Reproduce all of the data below verbatim, line by line. Omit the pictures.

▸ **DATASET ROWS**

>> Start

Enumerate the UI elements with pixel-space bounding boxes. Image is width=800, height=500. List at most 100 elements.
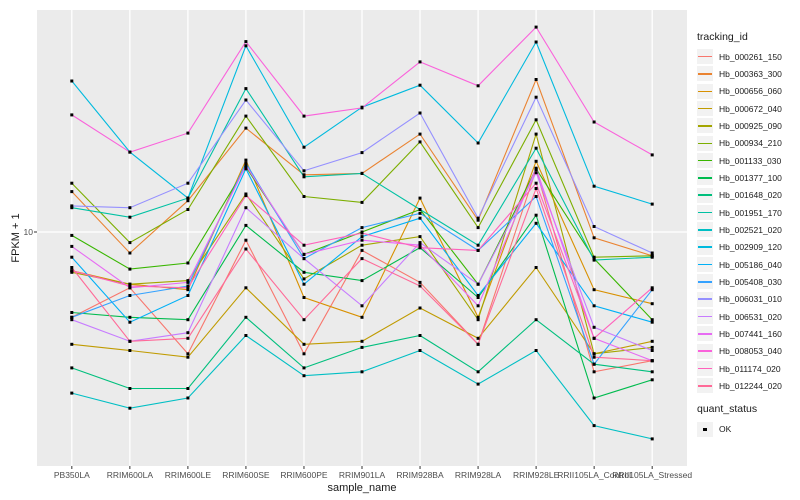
x-tick-label: RRIM600PE	[280, 470, 328, 480]
data-point	[476, 141, 480, 145]
data-point	[302, 169, 306, 173]
data-point	[302, 342, 306, 346]
legend-key-swatch	[697, 101, 713, 117]
series-color-line-icon	[698, 107, 712, 110]
data-point	[302, 243, 306, 247]
data-point	[360, 370, 364, 374]
series-color-line-icon	[698, 55, 712, 58]
legend-key-swatch	[697, 309, 713, 325]
data-point	[70, 244, 74, 248]
data-point	[534, 146, 538, 150]
series-color-line-icon	[698, 367, 712, 370]
legend-item-label: Hb_000261_150	[719, 51, 782, 62]
legend-item-label: Hb_008053_040	[719, 346, 782, 357]
legend-item-Hb_001133_030: Hb_001133_030	[697, 152, 782, 169]
data-point	[418, 349, 422, 352]
series-color-line-icon	[698, 263, 712, 266]
legend-item-label: Hb_006531_020	[719, 311, 782, 322]
legend-key-swatch	[697, 205, 713, 221]
data-point	[476, 382, 480, 386]
data-point	[476, 248, 480, 252]
data-point	[650, 320, 654, 324]
data-point	[70, 315, 74, 319]
data-point	[128, 320, 132, 324]
data-point	[592, 352, 596, 356]
legend-key-swatch	[697, 187, 713, 203]
x-tick-label: RRIM600LE	[164, 470, 212, 480]
data-point	[70, 266, 74, 269]
data-point	[592, 184, 596, 188]
legend-item-label: Hb_001133_030	[719, 155, 782, 166]
data-point	[476, 84, 480, 88]
data-point	[128, 215, 132, 219]
legend-item-Hb_002521_020: Hb_002521_020	[697, 221, 782, 238]
data-point	[244, 315, 248, 319]
data-point	[128, 150, 132, 154]
data-point	[128, 315, 132, 319]
data-point	[534, 221, 538, 225]
data-point	[360, 243, 364, 247]
data-point	[534, 266, 538, 269]
data-point	[360, 106, 364, 110]
legend-key-swatch	[697, 326, 713, 342]
legend-item-quant-ok: OK	[697, 421, 731, 438]
data-point	[128, 241, 132, 245]
data-point	[128, 206, 132, 210]
legend-item-label: Hb_000363_300	[719, 68, 782, 79]
data-point	[186, 352, 190, 356]
data-point	[302, 175, 306, 179]
data-point	[186, 387, 190, 390]
data-point	[476, 370, 480, 374]
legend-item-Hb_000672_040: Hb_000672_040	[697, 100, 782, 117]
legend-title-tracking-id: tracking_id	[697, 31, 748, 43]
legend-item-label: Hb_005186_040	[719, 259, 782, 270]
data-point	[360, 238, 364, 242]
data-point	[592, 336, 596, 340]
data-point	[302, 352, 306, 356]
data-point	[418, 280, 422, 284]
data-point	[534, 187, 538, 190]
series-color-line-icon	[698, 90, 712, 93]
series-color-line-icon	[698, 246, 712, 249]
data-point	[360, 304, 364, 308]
legend-item-label: Hb_005408_030	[719, 276, 782, 287]
x-tick-label: RRIM928BA	[396, 470, 444, 480]
x-tick-label: RRIM928LE	[512, 470, 560, 480]
data-point	[186, 131, 190, 135]
data-point	[360, 315, 364, 319]
data-point	[244, 334, 248, 337]
x-tick-label: RRIM901LA	[338, 470, 386, 480]
legend-item-label: Hb_006031_010	[719, 294, 782, 305]
data-point	[476, 315, 480, 319]
data-point	[70, 79, 74, 83]
legend-item-label: Hb_011174_020	[719, 363, 781, 374]
legend-item-Hb_008053_040: Hb_008053_040	[697, 343, 782, 360]
x-tick-label: RRII105LA_Stressed	[612, 470, 693, 480]
legend-item-label: Hb_000656_060	[719, 86, 782, 97]
data-point	[360, 339, 364, 343]
data-point	[534, 25, 538, 29]
data-point	[70, 342, 74, 346]
x-tick-label: RRII105LA_Control	[557, 470, 631, 480]
data-point	[244, 87, 248, 91]
data-point	[650, 202, 654, 206]
data-point	[302, 282, 306, 286]
legend-item-label: Hb_000934_210	[719, 138, 782, 149]
data-point	[650, 370, 654, 374]
series-color-line-icon	[698, 125, 712, 127]
data-point	[302, 195, 306, 198]
data-point	[534, 318, 538, 322]
data-point	[186, 196, 190, 200]
data-point	[476, 243, 480, 247]
data-point	[360, 257, 364, 261]
series-color-line-icon	[698, 333, 712, 335]
data-point	[476, 294, 480, 297]
legend-key-swatch	[697, 378, 713, 394]
data-point	[244, 164, 248, 168]
legend-item-Hb_007441_160: Hb_007441_160	[697, 325, 782, 342]
data-point	[592, 304, 596, 308]
data-point	[418, 60, 422, 64]
data-point	[360, 235, 364, 239]
data-point	[302, 145, 306, 149]
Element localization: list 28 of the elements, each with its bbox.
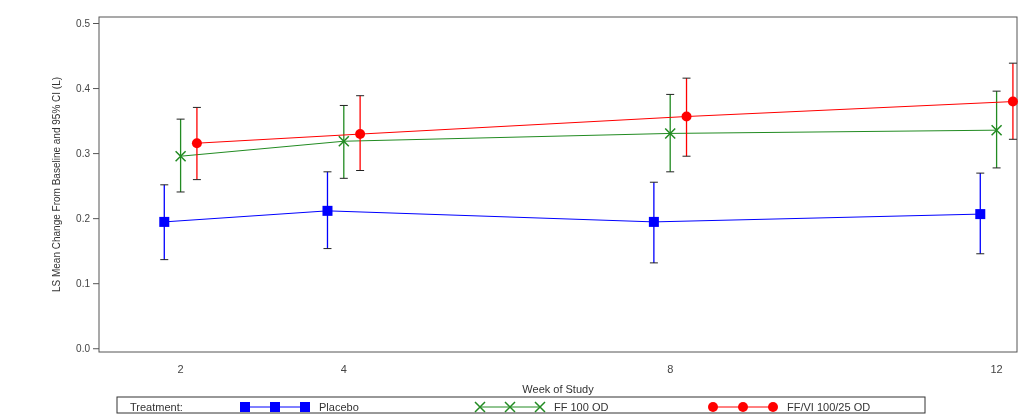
point [322,205,333,216]
point [664,127,676,140]
legend-title: Treatment: [130,401,183,413]
y-tick-label: 0.1 [76,278,91,290]
x-tick-label: 8 [667,363,674,375]
y-tick-label: 0.2 [76,213,91,225]
legend-label: FF/VI 100/25 OD [787,401,871,413]
legend-label: Placebo [319,401,359,413]
x-axis-title: Week of Study [522,383,595,395]
point [355,129,366,140]
y-tick-label: 0.5 [76,18,91,29]
legend-label: FF 100 OD [554,401,609,413]
point [159,216,170,227]
x-tick-label: 2 [177,363,184,375]
point [174,150,187,162]
point [681,111,692,122]
y-tick-label: 0.4 [76,83,91,95]
point [648,216,659,227]
x-tick-label: 4 [340,363,347,375]
point [191,138,202,149]
point [1007,96,1018,107]
y-tick-label: 0.3 [76,148,91,160]
y-axis-title: LS Mean Change From Baseline and 95% CI (L) [51,76,62,293]
point [990,124,1003,136]
point [338,135,350,147]
x-tick-label: 12 [990,363,1003,375]
point [975,209,986,220]
y-tick-label: 0.0 [76,343,91,355]
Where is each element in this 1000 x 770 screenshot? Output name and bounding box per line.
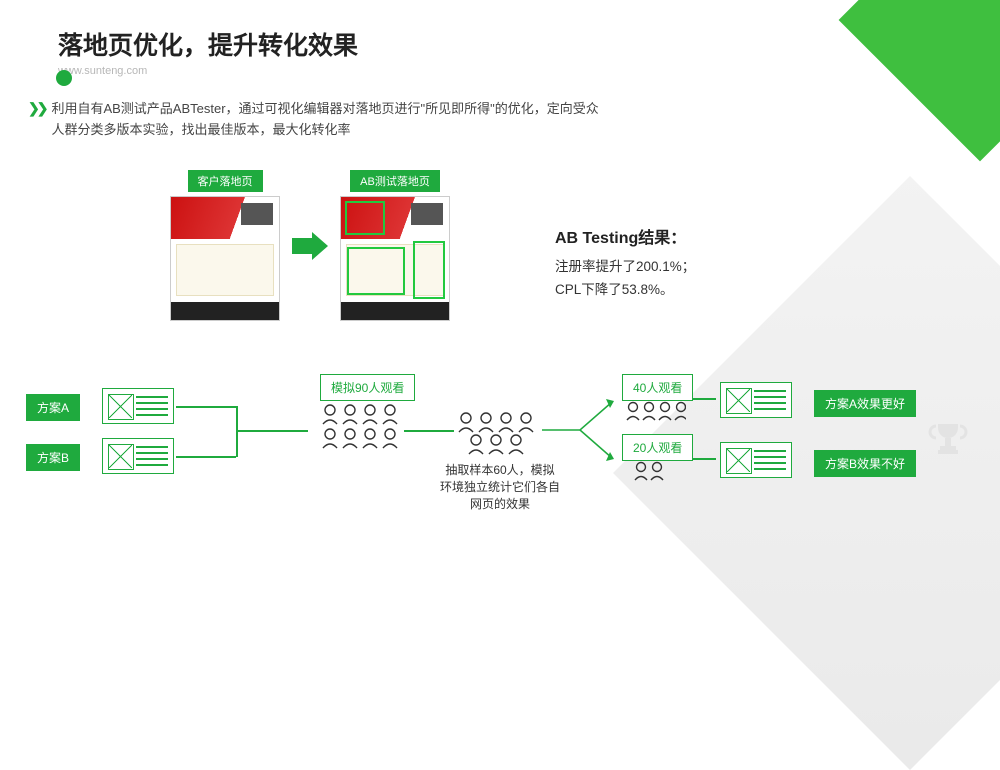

>> End

▸ **OUTPUT BELOW**
Enumerate the UI elements with pixel-space bounding boxes. Image is width=800, height=500. List at most 100 elements.
x-tick-label: RRIM600PE	[280, 470, 328, 480]
data-point	[476, 141, 480, 145]
data-point	[302, 169, 306, 173]
data-point	[302, 342, 306, 346]
legend-key-swatch	[697, 101, 713, 117]
series-color-line-icon	[698, 107, 712, 110]
data-point	[302, 243, 306, 247]
data-point	[360, 370, 364, 374]
series-color-line-icon	[698, 55, 712, 58]
legend-key-swatch	[697, 309, 713, 325]
data-point	[70, 244, 74, 248]
data-point	[534, 146, 538, 150]
series-color-line-icon	[698, 367, 712, 370]
legend-item-label: Hb_000261_150	[719, 51, 782, 62]
legend-item-label: Hb_008053_040	[719, 346, 782, 357]
legend-item-Hb_001133_030: Hb_001133_030	[697, 152, 782, 169]
data-point	[418, 349, 422, 352]
series-color-line-icon	[698, 263, 712, 266]
legend-item-label: Hb_006531_020	[719, 311, 782, 322]
legend-key-swatch	[697, 205, 713, 221]
data-point	[476, 382, 480, 386]
data-point	[476, 248, 480, 252]
data-point	[650, 320, 654, 324]
data-point	[70, 315, 74, 319]
data-point	[128, 320, 132, 324]
data-point	[592, 352, 596, 356]
legend-key-swatch	[697, 187, 713, 203]
x-tick-label: RRIM600LE	[164, 470, 212, 480]
data-point	[70, 266, 74, 269]
data-point	[592, 184, 596, 188]
legend-item-label: Hb_001133_030	[719, 155, 782, 166]
data-point	[476, 84, 480, 88]
data-point	[128, 215, 132, 219]
legend-item-Hb_002521_020: Hb_002521_020	[697, 221, 782, 238]
data-point	[244, 315, 248, 319]
data-point	[128, 150, 132, 154]
data-point	[128, 315, 132, 319]
data-point	[534, 221, 538, 225]
data-point	[360, 243, 364, 247]
data-point	[534, 266, 538, 269]
data-point	[360, 106, 364, 110]
legend-key-swatch	[697, 326, 713, 342]
legend-item-quant-ok: OK	[697, 421, 731, 438]
data-point	[128, 241, 132, 245]
data-point	[128, 206, 132, 210]
legend-item-label: Hb_000363_300	[719, 68, 782, 79]
data-point	[186, 352, 190, 356]
data-point	[302, 175, 306, 179]
data-point	[186, 387, 190, 390]
data-point	[476, 370, 480, 374]
legend-item-Hb_000672_040: Hb_000672_040	[697, 100, 782, 117]
legend-title-tracking-id: tracking_id	[697, 31, 748, 43]
legend-item-label: Hb_005186_040	[719, 259, 782, 270]
data-point	[360, 238, 364, 242]
data-point	[592, 336, 596, 340]
data-point	[302, 352, 306, 356]
data-point	[418, 280, 422, 284]
data-point	[534, 187, 538, 190]
series-color-line-icon	[698, 90, 712, 93]
series-color-line-icon	[698, 246, 712, 249]
data-point	[360, 304, 364, 308]
legend-item-label: Hb_005408_030	[719, 276, 782, 287]
x-tick-label: RRIM928BA	[396, 470, 444, 480]
x-tick-label: RRIM928LE	[512, 470, 560, 480]
data-point	[186, 131, 190, 135]
data-point	[360, 315, 364, 319]
data-point	[244, 334, 248, 337]
x-tick-label: RRIM901LA	[338, 470, 386, 480]
legend-item-label: Hb_006031_010	[719, 294, 782, 305]
data-point	[476, 315, 480, 319]
data-point	[70, 79, 74, 83]
legend-item-label: Hb_011174_020	[719, 363, 781, 374]
legend-item-Hb_008053_040: Hb_008053_040	[697, 343, 782, 360]
x-tick-label: RRII105LA_Stressed	[612, 470, 693, 480]
legend-item-label: Hb_000656_060	[719, 86, 782, 97]
data-point	[360, 339, 364, 343]
data-point	[534, 25, 538, 29]
data-point	[70, 342, 74, 346]
x-tick-label: RRII105LA_Control	[557, 470, 631, 480]
data-point	[244, 87, 248, 91]
data-point	[650, 202, 654, 206]
data-point	[302, 282, 306, 286]
legend-item-label: Hb_000934_210	[719, 138, 782, 149]
data-point	[650, 370, 654, 374]
series-color-line-icon	[698, 125, 712, 127]
data-point	[302, 195, 306, 198]
data-point	[534, 318, 538, 322]
data-point	[186, 196, 190, 200]
data-point	[476, 243, 480, 247]
data-point	[360, 257, 364, 261]
series-color-line-icon	[698, 333, 712, 335]
data-point	[476, 294, 480, 297]
legend-key-swatch	[697, 378, 713, 394]
data-point	[244, 164, 248, 168]
legend-item-Hb_007441_160: Hb_007441_160	[697, 325, 782, 342]
data-point	[592, 304, 596, 308]
data-point	[418, 60, 422, 64]
data-point	[360, 235, 364, 239]
data-point	[302, 145, 306, 149]
Element localization: list 28 of the elements, each with its bbox.
point [322,205,333,216]
point [664,127,676,140]
legend-title: Treatment: [130,401,183,413]
y-tick-label: 0.1 [76,278,91,290]
x-tick-label: 8 [667,363,674,375]
y-tick-label: 0.2 [76,213,91,225]
legend-label: FF/VI 100/25 OD [787,401,871,413]
legend-label: Placebo [319,401,359,413]
x-axis-title: Week of Study [522,383,595,395]
point [355,129,366,140]
y-tick-label: 0.5 [76,18,91,29]
legend-label: FF 100 OD [554,401,609,413]
point [159,216,170,227]
x-tick-label: 2 [177,363,184,375]
point [174,150,187,162]
point [681,111,692,122]
y-tick-label: 0.4 [76,83,91,95]
point [648,216,659,227]
x-tick-label: 4 [340,363,347,375]
point [191,138,202,149]
point [1007,96,1018,107]
y-tick-label: 0.3 [76,148,91,160]
y-axis-title: LS Mean Change From Baseline and 95% CI (L) [51,76,62,293]
point [990,124,1003,136]
point [338,135,350,147]
x-tick-label: 12 [990,363,1003,375]
point [975,209,986,220]
y-tick-label: 0.0 [76,343,91,355]
Where is each element in this 1000 x 770 screenshot? Output name and bounding box per line.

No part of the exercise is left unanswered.